Material for this exercise →
--
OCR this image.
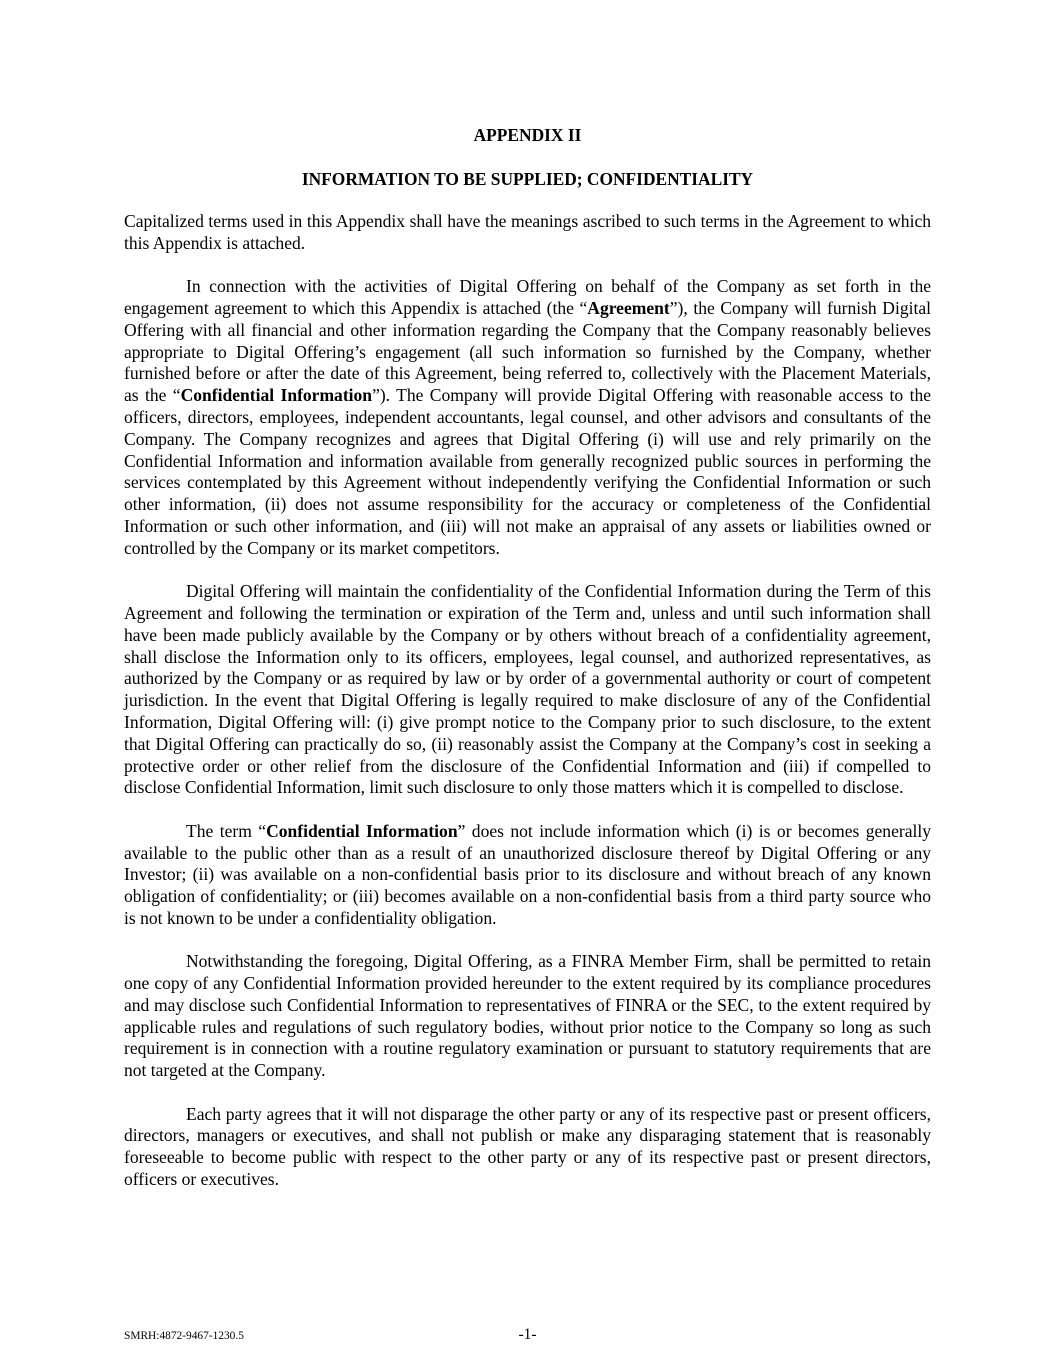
APPENDIX II
INFORMATION TO BE SUPPLIED; CONFIDENTIALITY

Capitalized terms used in this Appendix shall have the meanings ascribed to such terms in the Agreement to which this Appendix is attached.

In connection with the activities of Digital Offering on behalf of the Company as set forth in the engagement agreement to which this Appendix is attached (the “Agreement”), the Company will furnish Digital Offering with all financial and other information regarding the Company that the Company reasonably believes appropriate to Digital Offering’s engagement (all such information so furnished by the Company, whether furnished before or after the date of this Agreement, being referred to, collectively with the Placement Materials, as the “Confidential Information”). The Company will provide Digital Offering with reasonable access to the officers, directors, employees, independent accountants, legal counsel, and other advisors and consultants of the Company. The Company recognizes and agrees that Digital Offering (i) will use and rely primarily on the Confidential Information and information available from generally recognized public sources in performing the services contemplated by this Agreement without independently verifying the Confidential Information or such other information, (ii) does not assume responsibility for the accuracy or completeness of the Confidential Information or such other information, and (iii) will not make an appraisal of any assets or liabilities owned or controlled by the Company or its market competitors.

Digital Offering will maintain the confidentiality of the Confidential Information during the Term of this Agreement and following the termination or expiration of the Term and, unless and until such information shall have been made publicly available by the Company or by others without breach of a confidentiality agreement, shall disclose the Information only to its officers, employees, legal counsel, and authorized representatives, as authorized by the Company or as required by law or by order of a governmental authority or court of competent jurisdiction. In the event that Digital Offering is legally required to make disclosure of any of the Confidential Information, Digital Offering will: (i) give prompt notice to the Company prior to such disclosure, to the extent that Digital Offering can practically do so, (ii) reasonably assist the Company at the Company’s cost in seeking a protective order or other relief from the disclosure of the Confidential Information and (iii) if compelled to disclose Confidential Information, limit such disclosure to only those matters which it is compelled to disclose.

The term “Confidential Information” does not include information which (i) is or becomes generally available to the public other than as a result of an unauthorized disclosure thereof by Digital Offering or any Investor; (ii) was available on a non-confidential basis prior to its disclosure and without breach of any known obligation of confidentiality; or (iii) becomes available on a non-confidential basis from a third party source who is not known to be under a confidentiality obligation.

Notwithstanding the foregoing, Digital Offering, as a FINRA Member Firm, shall be permitted to retain one copy of any Confidential Information provided hereunder to the extent required by its compliance procedures and may disclose such Confidential Information to representatives of FINRA or the SEC, to the extent required by applicable rules and regulations of such regulatory bodies, without prior notice to the Company so long as such requirement is in connection with a routine regulatory examination or pursuant to statutory requirements that are not targeted at the Company.

Each party agrees that it will not disparage the other party or any of its respective past or present officers, directors, managers or executives, and shall not publish or make any disparaging statement that is reasonably foreseeable to become public with respect to the other party or any of its respective past or present directors, officers or executives.

SMRH:4872-9467-1230.5	-1-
--
Exercise brief →
Filter out every line that lacks the word "disclosure", and copy the rest.

Result of the task →
Digital Offering will maintain the confidentiality of the Confidential Information during the Term of this Agreement and following the termination or expiration of the Term and, unless and until such information shall have been made publicly available by the Company or by others without breach of a confidentiality agreement, shall disclose the Information only to its officers, employees, legal counsel, and authorized representatives, as authorized by the Company or as required by law or by order of a governmental authority or court of competent jurisdiction. In the event that Digital Offering is legally required to make disclosure of any of the Confidential Information, Digital Offering will: (i) give prompt notice to the Company prior to such disclosure, to the extent that Digital Offering can practically do so, (ii) reasonably assist the Company at the Company’s cost in seeking a protective order or other relief from the disclosure of the Confidential Information and (iii) if compelled to disclose Confidential Information, limit such disclosure to only those matters which it is compelled to disclose.
The term “Confidential Information” does not include information which (i) is or becomes generally available to the public other than as a result of an unauthorized disclosure thereof by Digital Offering or any Investor; (ii) was available on a non-confidential basis prior to its disclosure and without breach of any known obligation of confidentiality; or (iii) becomes available on a non-confidential basis from a third party source who is not known to be under a confidentiality obligation.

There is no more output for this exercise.